SHORT PROBLEM → Return the listing below exactly, with the pictures dropped.

EXTRACTED DATA →
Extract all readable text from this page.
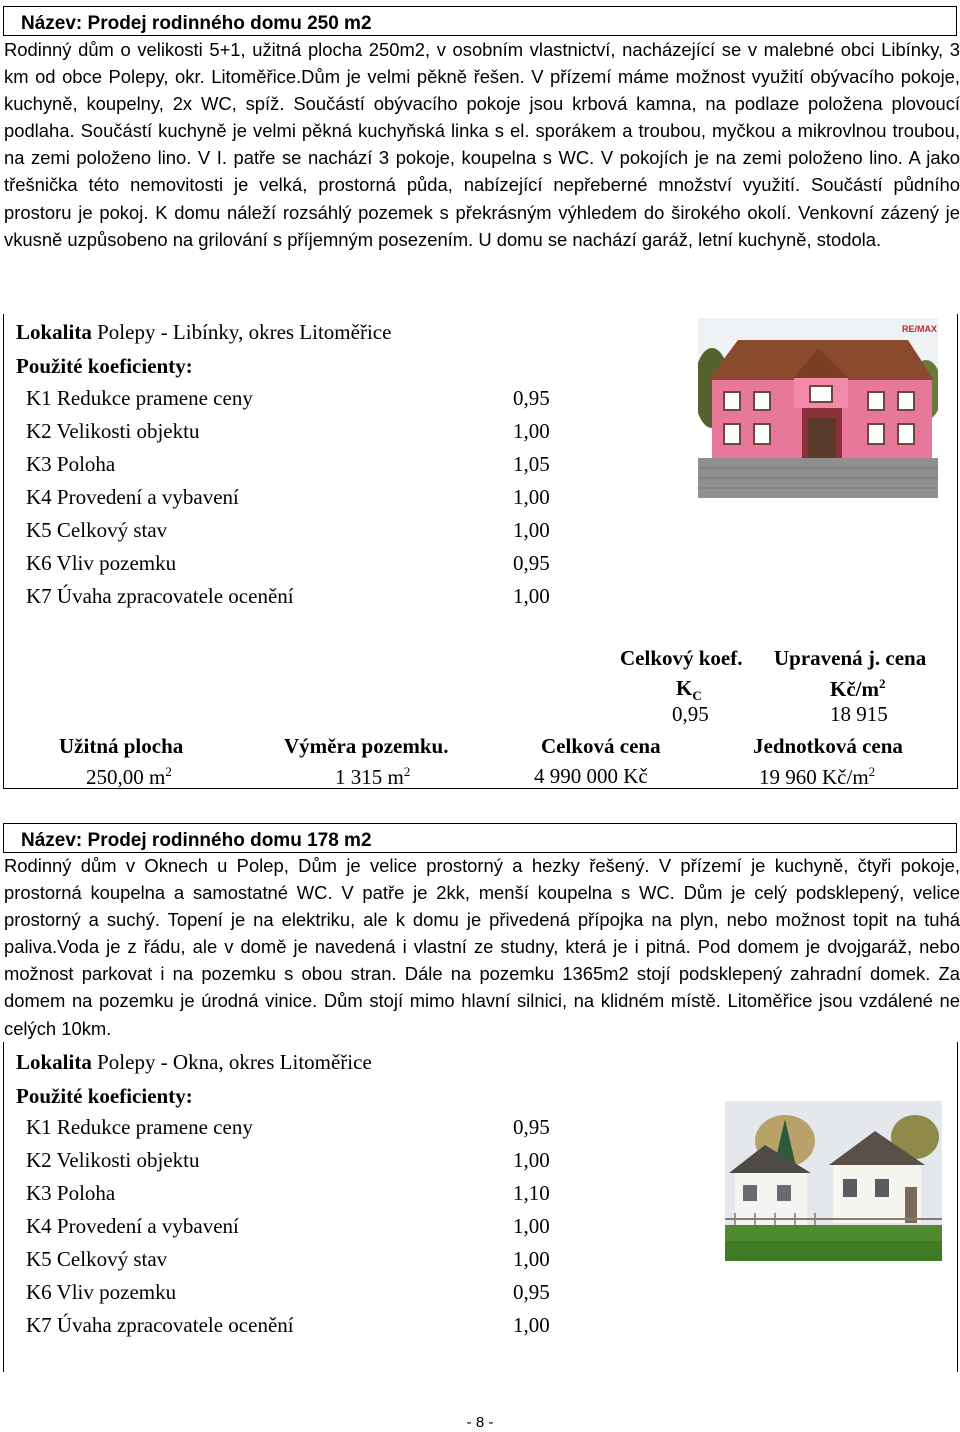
Název: Prodej rodinného domu 250 m2
Rodinný dům o velikosti 5+1, užitná plocha 250m2, v osobním vlastnictví, nacházející se v malebné obci Libínky, 3 km od obce Polepy, okr. Litoměřice.Dům je velmi pěkně řešen. V přízemí máme možnost využití obývacího pokoje, kuchyně, koupelny, 2x WC, spíž. Součástí obývacího pokoje jsou krbová kamna, na podlaze položena plovoucí podlaha. Součástí kuchyně je velmi pěkná kuchyňská linka s el. sporákem a troubou, myčkou a mikrovlnou troubou, na zemi položeno lino. V I. patře se nachází 3 pokoje, koupelna s WC. V pokojích je na zemi položeno lino. A jako třešnička této nemovitosti je velká, prostorná půda, nabízející nepřeberné množství využití. Součástí půdního prostoru je pokoj. K domu náleží rozsáhlý pozemek s překrásným výhledem do širokého okolí. Venkovní zázený je vkusně uzpůsobeno na grilování s příjemným posezením. U domu se nachází garáž, letní kuchyně, stodola.
Lokalita Polepy - Libínky, okres Litoměřice
Použité koeficienty:
K1 Redukce pramene ceny	0,95
K2 Velikosti objektu	1,00
K3 Poloha	1,05
K4 Provedení a vybavení	1,00
K5 Celkový stav	1,00
K6 Vliv pozemku	0,95
K7 Úvaha zpracovatele ocenění	1,00
RE/MAX
Celkový koef. Upravená j. cena
$K_C$	$Kč/m^2$
0,95	18 915
Užitná plocha	Výměra pozemku.	Celková cena	Jednotková cena
250,00 $m^2$	1 315 $m^2$	4 990 000 Kč	19 960 $Kč/m^2$
Název: Prodej rodinného domu 178 m2
Rodinný dům v Oknech u Polep, Dům je velice prostorný a hezky řešený. V přízemí je kuchyně, čtyři pokoje, prostorná koupelna a samostatné WC. V patře je 2kk, menší koupelna s WC. Dům je celý podsklepený, velice prostorný a suchý. Topení je na elektriku, ale k domu je přivedená přípojka na plyn, nebo možnost topit na tuhá paliva.Voda je z řádu, ale v domě je navedená i vlastní ze studny, která je i pitná. Pod domem je dvojgaráž, nebo možnost parkovat i na pozemku s obou stran. Dále na pozemku 1365m2 stojí podsklepený zahradní domek. Za domem na pozemku je úrodná vinice. Dům stojí mimo hlavní silnici, na klidném místě. Litoměřice jsou vzdálené ne celých 10km.
Lokalita Polepy - Okna, okres Litoměřice
Použité koeficienty:
K1 Redukce pramene ceny	0,95
K2 Velikosti objektu	1,00
K3 Poloha	1,10
K4 Provedení a vybavení	1,00
K5 Celkový stav	1,00
K6 Vliv pozemku	0,95
K7 Úvaha zpracovatele ocenění	1,00
- 8 -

ANSWER TO THE TASK →
Extract all readable text from this page.
Název: Prodej rodinného domu 250 m2
Rodinný dům o velikosti 5+1, užitná plocha 250m2, v osobním vlastnictví, nacházející se v malebné obci Libínky, 3 km od obce Polepy, okr. Litoměřice.Dům je velmi pěkně řešen. V přízemí máme možnost využití obývacího pokoje, kuchyně, koupelny, 2x WC, spíž. Součástí obývacího pokoje jsou krbová kamna, na podlaze položena plovoucí podlaha. Součástí kuchyně je velmi pěkná kuchyňská linka s el. sporákem a troubou, myčkou a mikrovlnou troubou, na zemi položeno lino. V I. patře se nachází 3 pokoje, koupelna s WC. V pokojích je na zemi položeno lino. A jako třešnička této nemovitosti je velká, prostorná půda, nabízející nepřeberné množství využití. Součástí půdního prostoru je pokoj. K domu náleží rozsáhlý pozemek s překrásným výhledem do širokého okolí. Venkovní zázený je vkusně uzpůsobeno na grilování s příjemným posezením. U domu se nachází garáž, letní kuchyně, stodola.
Lokalita Polepy - Libínky, okres Litoměřice
Použité koeficienty:
K1 Redukce pramene ceny	0,95
K2 Velikosti objektu	1,00
K3 Poloha	1,05
K4 Provedení a vybavení	1,00
K5 Celkový stav	1,00
K6 Vliv pozemku	0,95
K7 Úvaha zpracovatele ocenění	1,00
RE/MAX
Celkový koef. Upravená j. cena
$K_C$	$Kč/m^2$
0,95	18 915
Užitná plocha	Výměra pozemku.	Celková cena	Jednotková cena
250,00 $m^2$	1 315 $m^2$	4 990 000 Kč	19 960 $Kč/m^2$
Název: Prodej rodinného domu 178 m2
Rodinný dům v Oknech u Polep, Dům je velice prostorný a hezky řešený. V přízemí je kuchyně, čtyři pokoje, prostorná koupelna a samostatné WC. V patře je 2kk, menší koupelna s WC. Dům je celý podsklepený, velice prostorný a suchý. Topení je na elektriku, ale k domu je přivedená přípojka na plyn, nebo možnost topit na tuhá paliva.Voda je z řádu, ale v domě je navedená i vlastní ze studny, která je i pitná. Pod domem je dvojgaráž, nebo možnost parkovat i na pozemku s obou stran. Dále na pozemku 1365m2 stojí podsklepený zahradní domek. Za domem na pozemku je úrodná vinice. Dům stojí mimo hlavní silnici, na klidném místě. Litoměřice jsou vzdálené ne celých 10km.
Lokalita Polepy - Okna, okres Litoměřice
Použité koeficienty:
K1 Redukce pramene ceny	0,95
K2 Velikosti objektu	1,00
K3 Poloha	1,10
K4 Provedení a vybavení	1,00
K5 Celkový stav	1,00
K6 Vliv pozemku	0,95
K7 Úvaha zpracovatele ocenění	1,00
- 8 -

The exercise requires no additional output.